> **WHAT TO DO**
Select and copy out every line in the records containing "Hence".
+++
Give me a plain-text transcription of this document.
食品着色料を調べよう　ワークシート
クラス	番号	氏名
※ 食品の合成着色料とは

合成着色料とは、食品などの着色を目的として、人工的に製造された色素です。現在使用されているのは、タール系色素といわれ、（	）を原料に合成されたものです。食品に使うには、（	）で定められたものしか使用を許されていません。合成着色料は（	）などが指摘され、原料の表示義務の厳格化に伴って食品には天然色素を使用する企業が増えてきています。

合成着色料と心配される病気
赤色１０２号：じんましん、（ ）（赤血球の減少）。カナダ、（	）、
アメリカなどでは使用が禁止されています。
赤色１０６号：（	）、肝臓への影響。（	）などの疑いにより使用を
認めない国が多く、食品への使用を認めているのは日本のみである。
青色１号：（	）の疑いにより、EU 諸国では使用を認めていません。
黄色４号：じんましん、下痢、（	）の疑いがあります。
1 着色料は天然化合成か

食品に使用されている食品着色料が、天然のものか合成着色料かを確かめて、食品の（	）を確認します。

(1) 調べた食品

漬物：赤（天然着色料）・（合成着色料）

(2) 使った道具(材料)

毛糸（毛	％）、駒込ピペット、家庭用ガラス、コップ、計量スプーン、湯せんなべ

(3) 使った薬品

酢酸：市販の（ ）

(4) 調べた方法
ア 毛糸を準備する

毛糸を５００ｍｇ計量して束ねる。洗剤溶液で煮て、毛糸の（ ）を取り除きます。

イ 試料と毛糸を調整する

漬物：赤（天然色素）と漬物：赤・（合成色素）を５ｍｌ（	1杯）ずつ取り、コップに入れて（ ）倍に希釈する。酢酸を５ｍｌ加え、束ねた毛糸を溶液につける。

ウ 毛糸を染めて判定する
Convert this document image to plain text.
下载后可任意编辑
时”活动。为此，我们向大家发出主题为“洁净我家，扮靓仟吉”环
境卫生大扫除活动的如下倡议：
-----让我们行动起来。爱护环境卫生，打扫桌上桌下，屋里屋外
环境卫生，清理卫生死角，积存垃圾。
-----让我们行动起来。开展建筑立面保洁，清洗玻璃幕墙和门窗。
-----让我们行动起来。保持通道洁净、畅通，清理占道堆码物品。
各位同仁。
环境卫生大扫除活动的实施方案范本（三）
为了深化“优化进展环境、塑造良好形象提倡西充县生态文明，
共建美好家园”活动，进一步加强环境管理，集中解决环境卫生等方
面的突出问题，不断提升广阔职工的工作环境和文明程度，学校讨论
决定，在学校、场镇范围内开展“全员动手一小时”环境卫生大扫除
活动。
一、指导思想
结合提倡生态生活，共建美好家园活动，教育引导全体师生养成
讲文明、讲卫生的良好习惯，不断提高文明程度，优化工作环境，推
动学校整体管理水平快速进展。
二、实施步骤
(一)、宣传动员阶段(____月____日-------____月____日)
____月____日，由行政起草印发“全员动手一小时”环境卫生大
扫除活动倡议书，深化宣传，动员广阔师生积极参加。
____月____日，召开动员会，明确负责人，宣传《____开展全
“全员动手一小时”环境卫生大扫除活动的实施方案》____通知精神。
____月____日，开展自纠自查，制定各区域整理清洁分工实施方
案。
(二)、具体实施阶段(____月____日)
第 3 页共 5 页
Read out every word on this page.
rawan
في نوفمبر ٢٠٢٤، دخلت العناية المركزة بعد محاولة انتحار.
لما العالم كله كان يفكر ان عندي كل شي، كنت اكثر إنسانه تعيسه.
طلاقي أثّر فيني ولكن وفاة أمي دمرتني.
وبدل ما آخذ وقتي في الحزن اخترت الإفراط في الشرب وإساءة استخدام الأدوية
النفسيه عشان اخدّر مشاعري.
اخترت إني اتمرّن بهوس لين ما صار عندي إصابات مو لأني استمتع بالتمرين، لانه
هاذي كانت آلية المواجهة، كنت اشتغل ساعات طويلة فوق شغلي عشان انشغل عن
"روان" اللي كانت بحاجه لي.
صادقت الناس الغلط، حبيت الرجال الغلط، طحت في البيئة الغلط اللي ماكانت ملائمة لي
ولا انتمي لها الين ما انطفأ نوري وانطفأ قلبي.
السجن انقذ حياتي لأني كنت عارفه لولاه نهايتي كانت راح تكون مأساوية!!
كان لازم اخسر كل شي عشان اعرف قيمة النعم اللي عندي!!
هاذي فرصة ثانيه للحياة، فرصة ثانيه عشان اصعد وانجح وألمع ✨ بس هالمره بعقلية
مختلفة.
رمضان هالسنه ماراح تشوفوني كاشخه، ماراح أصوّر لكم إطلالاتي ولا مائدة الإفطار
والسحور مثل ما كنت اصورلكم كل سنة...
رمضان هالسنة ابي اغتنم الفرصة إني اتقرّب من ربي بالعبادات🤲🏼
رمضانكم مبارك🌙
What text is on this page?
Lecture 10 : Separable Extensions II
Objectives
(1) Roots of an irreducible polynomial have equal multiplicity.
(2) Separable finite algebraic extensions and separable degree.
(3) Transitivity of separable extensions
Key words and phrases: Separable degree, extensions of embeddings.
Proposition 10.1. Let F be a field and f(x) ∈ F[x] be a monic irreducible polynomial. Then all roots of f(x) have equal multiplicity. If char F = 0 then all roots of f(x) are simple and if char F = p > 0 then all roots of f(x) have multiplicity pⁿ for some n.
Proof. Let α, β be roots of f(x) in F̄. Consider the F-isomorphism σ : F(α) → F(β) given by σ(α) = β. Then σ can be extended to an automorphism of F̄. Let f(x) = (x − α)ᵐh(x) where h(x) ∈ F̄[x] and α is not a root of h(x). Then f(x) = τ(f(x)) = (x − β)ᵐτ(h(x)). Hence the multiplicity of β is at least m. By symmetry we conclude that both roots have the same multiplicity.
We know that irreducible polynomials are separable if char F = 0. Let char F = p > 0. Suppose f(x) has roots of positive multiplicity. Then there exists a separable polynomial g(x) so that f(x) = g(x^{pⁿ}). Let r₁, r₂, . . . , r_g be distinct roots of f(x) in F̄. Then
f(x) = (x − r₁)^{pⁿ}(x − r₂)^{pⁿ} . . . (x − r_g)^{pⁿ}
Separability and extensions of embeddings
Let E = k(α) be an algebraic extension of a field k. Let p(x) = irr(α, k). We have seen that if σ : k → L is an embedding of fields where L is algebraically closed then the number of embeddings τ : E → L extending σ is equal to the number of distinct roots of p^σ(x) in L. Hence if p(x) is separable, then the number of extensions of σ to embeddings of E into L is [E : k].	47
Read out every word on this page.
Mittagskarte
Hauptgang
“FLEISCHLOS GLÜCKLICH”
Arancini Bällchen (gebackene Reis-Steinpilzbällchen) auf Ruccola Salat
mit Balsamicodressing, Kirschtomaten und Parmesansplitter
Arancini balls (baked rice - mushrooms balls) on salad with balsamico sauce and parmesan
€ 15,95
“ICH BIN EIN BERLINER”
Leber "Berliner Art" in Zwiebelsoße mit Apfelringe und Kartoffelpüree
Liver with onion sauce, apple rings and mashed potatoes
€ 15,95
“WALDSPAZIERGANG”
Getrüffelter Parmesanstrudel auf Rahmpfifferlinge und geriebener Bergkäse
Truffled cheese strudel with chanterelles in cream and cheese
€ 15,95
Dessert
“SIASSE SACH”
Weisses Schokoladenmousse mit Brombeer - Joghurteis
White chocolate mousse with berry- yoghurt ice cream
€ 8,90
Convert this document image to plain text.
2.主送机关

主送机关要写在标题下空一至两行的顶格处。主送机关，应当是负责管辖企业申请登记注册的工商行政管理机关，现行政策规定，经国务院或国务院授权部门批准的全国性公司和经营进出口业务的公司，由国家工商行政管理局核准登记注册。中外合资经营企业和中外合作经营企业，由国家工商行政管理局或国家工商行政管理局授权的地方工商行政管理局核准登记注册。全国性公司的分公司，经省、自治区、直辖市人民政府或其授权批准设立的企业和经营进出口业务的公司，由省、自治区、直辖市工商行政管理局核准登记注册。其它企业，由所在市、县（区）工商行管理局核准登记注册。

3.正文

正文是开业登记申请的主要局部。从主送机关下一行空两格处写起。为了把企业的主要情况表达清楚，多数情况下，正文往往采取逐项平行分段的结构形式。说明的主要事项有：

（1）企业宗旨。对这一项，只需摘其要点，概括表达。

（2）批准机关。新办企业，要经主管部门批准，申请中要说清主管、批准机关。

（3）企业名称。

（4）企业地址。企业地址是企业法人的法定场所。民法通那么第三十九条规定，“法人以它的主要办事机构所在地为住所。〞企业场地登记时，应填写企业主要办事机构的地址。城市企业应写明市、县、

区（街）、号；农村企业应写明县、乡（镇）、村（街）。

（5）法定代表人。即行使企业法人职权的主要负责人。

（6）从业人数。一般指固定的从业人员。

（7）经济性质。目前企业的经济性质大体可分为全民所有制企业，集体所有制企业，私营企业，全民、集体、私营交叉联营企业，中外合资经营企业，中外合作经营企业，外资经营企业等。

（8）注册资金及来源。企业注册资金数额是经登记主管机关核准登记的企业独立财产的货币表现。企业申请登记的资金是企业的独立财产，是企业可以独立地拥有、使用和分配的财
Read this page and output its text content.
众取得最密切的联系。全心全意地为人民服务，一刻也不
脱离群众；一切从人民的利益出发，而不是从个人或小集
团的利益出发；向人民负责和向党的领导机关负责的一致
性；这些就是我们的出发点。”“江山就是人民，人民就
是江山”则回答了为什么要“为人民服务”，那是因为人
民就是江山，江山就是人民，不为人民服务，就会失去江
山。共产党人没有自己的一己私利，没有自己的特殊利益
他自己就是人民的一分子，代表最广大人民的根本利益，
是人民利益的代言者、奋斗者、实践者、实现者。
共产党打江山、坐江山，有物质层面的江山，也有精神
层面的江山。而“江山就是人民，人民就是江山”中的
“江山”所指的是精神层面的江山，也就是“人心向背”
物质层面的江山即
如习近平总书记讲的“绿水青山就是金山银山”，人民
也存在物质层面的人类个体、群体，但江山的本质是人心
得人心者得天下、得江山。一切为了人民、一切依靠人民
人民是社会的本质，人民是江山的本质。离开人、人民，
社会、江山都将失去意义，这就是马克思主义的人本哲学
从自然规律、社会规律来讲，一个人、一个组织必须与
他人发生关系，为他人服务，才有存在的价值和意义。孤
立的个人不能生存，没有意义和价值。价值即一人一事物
+++
> **FINISHED TASK**
Proof. Let α, β be roots of f(x) in F̄. Consider the F-isomorphism σ : F(α) → F(β) given by σ(α) = β. Then σ can be extended to an automorphism of F̄. Let f(x) = (x − α)ᵐh(x) where h(x) ∈ F̄[x] and α is not a root of h(x). Then f(x) = τ(f(x)) = (x − β)ᵐτ(h(x)). Hence the multiplicity of β is at least m. By symmetry we conclude that both roots have the same multiplicity.
Let E = k(α) be an algebraic extension of a field k. Let p(x) = irr(α, k). We have seen that if σ : k → L is an embedding of fields where L is algebraically closed then the number of embeddings τ : E → L extending σ is equal to the number of distinct roots of p^σ(x) in L. Hence if p(x) is separable, then the number of extensions of σ to embeddings of E into L is [E : k].	47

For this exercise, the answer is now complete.